What you have to do: Where a line of the material contains the string "Cách", copy that line.

Given data:
•••

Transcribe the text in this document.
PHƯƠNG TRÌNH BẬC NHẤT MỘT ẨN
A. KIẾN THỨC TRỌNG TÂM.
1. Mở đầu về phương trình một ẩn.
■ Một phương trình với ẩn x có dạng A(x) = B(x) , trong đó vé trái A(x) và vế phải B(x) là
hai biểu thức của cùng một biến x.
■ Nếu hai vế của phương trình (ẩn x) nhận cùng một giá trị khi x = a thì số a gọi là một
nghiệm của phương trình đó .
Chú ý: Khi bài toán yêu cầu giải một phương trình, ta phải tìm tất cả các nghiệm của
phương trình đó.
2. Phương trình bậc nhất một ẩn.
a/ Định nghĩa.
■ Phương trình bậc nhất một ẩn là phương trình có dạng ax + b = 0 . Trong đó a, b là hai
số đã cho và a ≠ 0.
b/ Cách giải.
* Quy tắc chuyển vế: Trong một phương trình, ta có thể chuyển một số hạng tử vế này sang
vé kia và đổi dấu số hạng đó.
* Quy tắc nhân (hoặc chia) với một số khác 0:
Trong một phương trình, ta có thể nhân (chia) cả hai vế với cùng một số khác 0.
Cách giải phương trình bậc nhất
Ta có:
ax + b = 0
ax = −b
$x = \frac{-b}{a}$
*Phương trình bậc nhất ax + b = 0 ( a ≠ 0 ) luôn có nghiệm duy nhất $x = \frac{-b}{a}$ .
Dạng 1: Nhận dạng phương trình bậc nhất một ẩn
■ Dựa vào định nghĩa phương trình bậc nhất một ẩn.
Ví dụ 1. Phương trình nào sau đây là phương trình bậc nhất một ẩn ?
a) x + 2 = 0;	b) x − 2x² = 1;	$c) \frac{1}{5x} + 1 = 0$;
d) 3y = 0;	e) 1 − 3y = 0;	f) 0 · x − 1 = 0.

•••

Solution below:
b/ Cách giải.
Cách giải phương trình bậc nhất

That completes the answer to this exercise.